--- START OF Input data ---

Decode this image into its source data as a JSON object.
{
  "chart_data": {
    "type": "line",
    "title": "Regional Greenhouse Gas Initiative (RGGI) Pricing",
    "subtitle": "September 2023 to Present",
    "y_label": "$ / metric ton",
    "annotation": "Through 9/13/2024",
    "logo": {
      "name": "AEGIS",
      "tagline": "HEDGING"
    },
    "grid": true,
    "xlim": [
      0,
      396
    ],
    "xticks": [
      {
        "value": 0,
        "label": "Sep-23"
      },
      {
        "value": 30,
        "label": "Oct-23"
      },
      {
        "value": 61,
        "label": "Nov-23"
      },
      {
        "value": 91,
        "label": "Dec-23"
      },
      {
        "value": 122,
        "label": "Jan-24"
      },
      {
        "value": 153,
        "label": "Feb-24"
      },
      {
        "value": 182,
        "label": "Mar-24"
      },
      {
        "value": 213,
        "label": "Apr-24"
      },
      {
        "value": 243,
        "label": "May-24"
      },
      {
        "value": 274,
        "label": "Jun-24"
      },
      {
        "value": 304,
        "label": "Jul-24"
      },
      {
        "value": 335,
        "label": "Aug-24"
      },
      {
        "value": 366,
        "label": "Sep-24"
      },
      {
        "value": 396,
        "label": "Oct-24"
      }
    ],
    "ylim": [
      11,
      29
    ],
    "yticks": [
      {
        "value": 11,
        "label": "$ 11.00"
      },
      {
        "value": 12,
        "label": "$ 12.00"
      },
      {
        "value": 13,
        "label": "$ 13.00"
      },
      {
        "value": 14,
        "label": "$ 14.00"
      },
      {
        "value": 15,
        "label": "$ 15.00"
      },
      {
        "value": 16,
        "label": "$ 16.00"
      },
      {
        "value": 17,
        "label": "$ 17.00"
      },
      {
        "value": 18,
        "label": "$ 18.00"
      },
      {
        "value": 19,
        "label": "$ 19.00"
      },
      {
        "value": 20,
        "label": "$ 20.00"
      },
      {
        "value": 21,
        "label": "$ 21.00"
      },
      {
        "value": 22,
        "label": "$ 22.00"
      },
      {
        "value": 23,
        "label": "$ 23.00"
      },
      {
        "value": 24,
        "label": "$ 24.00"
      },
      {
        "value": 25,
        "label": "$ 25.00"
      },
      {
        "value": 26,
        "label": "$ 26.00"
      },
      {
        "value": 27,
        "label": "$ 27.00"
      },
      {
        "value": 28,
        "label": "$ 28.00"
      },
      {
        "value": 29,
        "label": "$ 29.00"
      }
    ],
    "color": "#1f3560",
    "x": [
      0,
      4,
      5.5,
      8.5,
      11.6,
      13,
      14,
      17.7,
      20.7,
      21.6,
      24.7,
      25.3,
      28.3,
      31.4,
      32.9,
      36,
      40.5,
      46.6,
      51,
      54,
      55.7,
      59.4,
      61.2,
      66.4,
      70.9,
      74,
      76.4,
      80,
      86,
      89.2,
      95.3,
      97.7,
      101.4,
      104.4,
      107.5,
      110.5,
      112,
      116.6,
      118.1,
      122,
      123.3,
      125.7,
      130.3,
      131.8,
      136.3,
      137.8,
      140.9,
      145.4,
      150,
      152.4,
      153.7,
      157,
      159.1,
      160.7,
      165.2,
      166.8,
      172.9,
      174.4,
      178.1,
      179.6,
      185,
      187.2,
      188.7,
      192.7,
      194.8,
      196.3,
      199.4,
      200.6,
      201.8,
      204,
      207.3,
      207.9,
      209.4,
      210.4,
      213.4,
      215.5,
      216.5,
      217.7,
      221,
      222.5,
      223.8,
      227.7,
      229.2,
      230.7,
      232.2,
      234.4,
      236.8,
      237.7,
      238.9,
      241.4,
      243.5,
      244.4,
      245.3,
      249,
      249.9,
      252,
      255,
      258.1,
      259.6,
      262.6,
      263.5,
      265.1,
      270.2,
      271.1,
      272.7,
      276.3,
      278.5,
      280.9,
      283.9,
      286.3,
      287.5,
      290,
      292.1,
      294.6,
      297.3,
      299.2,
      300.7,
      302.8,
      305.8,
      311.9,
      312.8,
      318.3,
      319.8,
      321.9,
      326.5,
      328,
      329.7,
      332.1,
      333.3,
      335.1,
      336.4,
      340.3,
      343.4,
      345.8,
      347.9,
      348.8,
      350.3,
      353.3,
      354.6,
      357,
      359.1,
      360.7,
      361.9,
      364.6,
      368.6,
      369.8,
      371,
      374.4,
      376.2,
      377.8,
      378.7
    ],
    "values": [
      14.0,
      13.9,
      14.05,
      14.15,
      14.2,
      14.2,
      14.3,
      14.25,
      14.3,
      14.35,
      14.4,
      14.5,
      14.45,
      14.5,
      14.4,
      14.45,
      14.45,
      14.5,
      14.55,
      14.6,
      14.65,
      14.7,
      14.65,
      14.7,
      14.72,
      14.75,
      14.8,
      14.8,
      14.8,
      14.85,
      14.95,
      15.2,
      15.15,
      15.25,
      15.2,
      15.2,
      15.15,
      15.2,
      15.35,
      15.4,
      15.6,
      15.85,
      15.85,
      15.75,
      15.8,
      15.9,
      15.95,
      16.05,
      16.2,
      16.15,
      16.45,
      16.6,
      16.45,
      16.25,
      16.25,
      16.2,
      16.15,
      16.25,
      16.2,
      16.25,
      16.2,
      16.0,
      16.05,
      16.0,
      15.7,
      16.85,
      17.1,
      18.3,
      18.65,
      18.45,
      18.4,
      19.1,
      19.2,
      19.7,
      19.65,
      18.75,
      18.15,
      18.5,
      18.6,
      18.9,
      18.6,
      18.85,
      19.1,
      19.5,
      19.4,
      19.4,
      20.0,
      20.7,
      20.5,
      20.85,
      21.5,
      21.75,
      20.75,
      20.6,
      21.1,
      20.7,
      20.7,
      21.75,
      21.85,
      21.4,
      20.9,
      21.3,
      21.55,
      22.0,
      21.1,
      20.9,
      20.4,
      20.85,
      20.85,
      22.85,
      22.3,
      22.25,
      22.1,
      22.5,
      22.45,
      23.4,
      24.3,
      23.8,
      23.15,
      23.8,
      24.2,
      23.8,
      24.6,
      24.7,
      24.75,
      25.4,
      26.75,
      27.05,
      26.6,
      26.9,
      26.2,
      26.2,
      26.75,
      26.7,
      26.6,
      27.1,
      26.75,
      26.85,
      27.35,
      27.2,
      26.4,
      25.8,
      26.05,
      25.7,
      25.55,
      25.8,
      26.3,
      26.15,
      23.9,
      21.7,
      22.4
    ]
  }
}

--- END OF Input data ---

→ Task
Recite the full listing above exactly.

→ Response
Decode this image into its source data as a JSON object.
{
  "chart_data": {
    "type": "line",
    "title": "Regional Greenhouse Gas Initiative (RGGI) Pricing",
    "subtitle": "September 2023 to Present",
    "y_label": "$ / metric ton",
    "annotation": "Through 9/13/2024",
    "logo": {
      "name": "AEGIS",
      "tagline": "HEDGING"
    },
    "grid": true,
    "xlim": [
      0,
      396
    ],
    "xticks": [
      {
        "value": 0,
        "label": "Sep-23"
      },
      {
        "value": 30,
        "label": "Oct-23"
      },
      {
        "value": 61,
        "label": "Nov-23"
      },
      {
        "value": 91,
        "label": "Dec-23"
      },
      {
        "value": 122,
        "label": "Jan-24"
      },
      {
        "value": 153,
        "label": "Feb-24"
      },
      {
        "value": 182,
        "label": "Mar-24"
      },
      {
        "value": 213,
        "label": "Apr-24"
      },
      {
        "value": 243,
        "label": "May-24"
      },
      {
        "value": 274,
        "label": "Jun-24"
      },
      {
        "value": 304,
        "label": "Jul-24"
      },
      {
        "value": 335,
        "label": "Aug-24"
      },
      {
        "value": 366,
        "label": "Sep-24"
      },
      {
        "value": 396,
        "label": "Oct-24"
      }
    ],
    "ylim": [
      11,
      29
    ],
    "yticks": [
      {
        "value": 11,
        "label": "$ 11.00"
      },
      {
        "value": 12,
        "label": "$ 12.00"
      },
      {
        "value": 13,
        "label": "$ 13.00"
      },
      {
        "value": 14,
        "label": "$ 14.00"
      },
      {
        "value": 15,
        "label": "$ 15.00"
      },
      {
        "value": 16,
        "label": "$ 16.00"
      },
      {
        "value": 17,
        "label": "$ 17.00"
      },
      {
        "value": 18,
        "label": "$ 18.00"
      },
      {
        "value": 19,
        "label": "$ 19.00"
      },
      {
        "value": 20,
        "label": "$ 20.00"
      },
      {
        "value": 21,
        "label": "$ 21.00"
      },
      {
        "value": 22,
        "label": "$ 22.00"
      },
      {
        "value": 23,
        "label": "$ 23.00"
      },
      {
        "value": 24,
        "label": "$ 24.00"
      },
      {
        "value": 25,
        "label": "$ 25.00"
      },
      {
        "value": 26,
        "label": "$ 26.00"
      },
      {
        "value": 27,
        "label": "$ 27.00"
      },
      {
        "value": 28,
        "label": "$ 28.00"
      },
      {
        "value": 29,
        "label": "$ 29.00"
      }
    ],
    "color": "#1f3560",
    "x": [
      0,
      4,
      5.5,
      8.5,
      11.6,
      13,
      14,
      17.7,
      20.7,
      21.6,
      24.7,
      25.3,
      28.3,
      31.4,
      32.9,
      36,
      40.5,
      46.6,
      51,
      54,
      55.7,
      59.4,
      61.2,
      66.4,
      70.9,
      74,
      76.4,
      80,
      86,
      89.2,
      95.3,
      97.7,
      101.4,
      104.4,
      107.5,
      110.5,
      112,
      116.6,
      118.1,
      122,
      123.3,
      125.7,
      130.3,
      131.8,
      136.3,
      137.8,
      140.9,
      145.4,
      150,
      152.4,
      153.7,
      157,
      159.1,
      160.7,
      165.2,
      166.8,
      172.9,
      174.4,
      178.1,
      179.6,
      185,
      187.2,
      188.7,
      192.7,
      194.8,
      196.3,
      199.4,
      200.6,
      201.8,
      204,
      207.3,
      207.9,
      209.4,
      210.4,
      213.4,
      215.5,
      216.5,
      217.7,
      221,
      222.5,
      223.8,
      227.7,
      229.2,
      230.7,
      232.2,
      234.4,
      236.8,
      237.7,
      238.9,
      241.4,
      243.5,
      244.4,
      245.3,
      249,
      249.9,
      252,
      255,
      258.1,
      259.6,
      262.6,
      263.5,
      265.1,
      270.2,
      271.1,
      272.7,
      276.3,
      278.5,
      280.9,
      283.9,
      286.3,
      287.5,
      290,
      292.1,
      294.6,
      297.3,
      299.2,
      300.7,
      302.8,
      305.8,
      311.9,
      312.8,
      318.3,
      319.8,
      321.9,
      326.5,
      328,
      329.7,
      332.1,
      333.3,
      335.1,
      336.4,
      340.3,
      343.4,
      345.8,
      347.9,
      348.8,
      350.3,
      353.3,
      354.6,
      357,
      359.1,
      360.7,
      361.9,
      364.6,
      368.6,
      369.8,
      371,
      374.4,
      376.2,
      377.8,
      378.7
    ],
    "values": [
      14.0,
      13.9,
      14.05,
      14.15,
      14.2,
      14.2,
      14.3,
      14.25,
      14.3,
      14.35,
      14.4,
      14.5,
      14.45,
      14.5,
      14.4,
      14.45,
      14.45,
      14.5,
      14.55,
      14.6,
      14.65,
      14.7,
      14.65,
      14.7,
      14.72,
      14.75,
      14.8,
      14.8,
      14.8,
      14.85,
      14.95,
      15.2,
      15.15,
      15.25,
      15.2,
      15.2,
      15.15,
      15.2,
      15.35,
      15.4,
      15.6,
      15.85,
      15.85,
      15.75,
      15.8,
      15.9,
      15.95,
      16.05,
      16.2,
      16.15,
      16.45,
      16.6,
      16.45,
      16.25,
      16.25,
      16.2,
      16.15,
      16.25,
      16.2,
      16.25,
      16.2,
      16.0,
      16.05,
      16.0,
      15.7,
      16.85,
      17.1,
      18.3,
      18.65,
      18.45,
      18.4,
      19.1,
      19.2,
      19.7,
      19.65,
      18.75,
      18.15,
      18.5,
      18.6,
      18.9,
      18.6,
      18.85,
      19.1,
      19.5,
      19.4,
      19.4,
      20.0,
      20.7,
      20.5,
      20.85,
      21.5,
      21.75,
      20.75,
      20.6,
      21.1,
      20.7,
      20.7,
      21.75,
      21.85,
      21.4,
      20.9,
      21.3,
      21.55,
      22.0,
      21.1,
      20.9,
      20.4,
      20.85,
      20.85,
      22.85,
      22.3,
      22.25,
      22.1,
      22.5,
      22.45,
      23.4,
      24.3,
      23.8,
      23.15,
      23.8,
      24.2,
      23.8,
      24.6,
      24.7,
      24.75,
      25.4,
      26.75,
      27.05,
      26.6,
      26.9,
      26.2,
      26.2,
      26.75,
      26.7,
      26.6,
      27.1,
      26.75,
      26.85,
      27.35,
      27.2,
      26.4,
      25.8,
      26.05,
      25.7,
      25.55,
      25.8,
      26.3,
      26.15,
      23.9,
      21.7,
      22.4
    ]
  }
}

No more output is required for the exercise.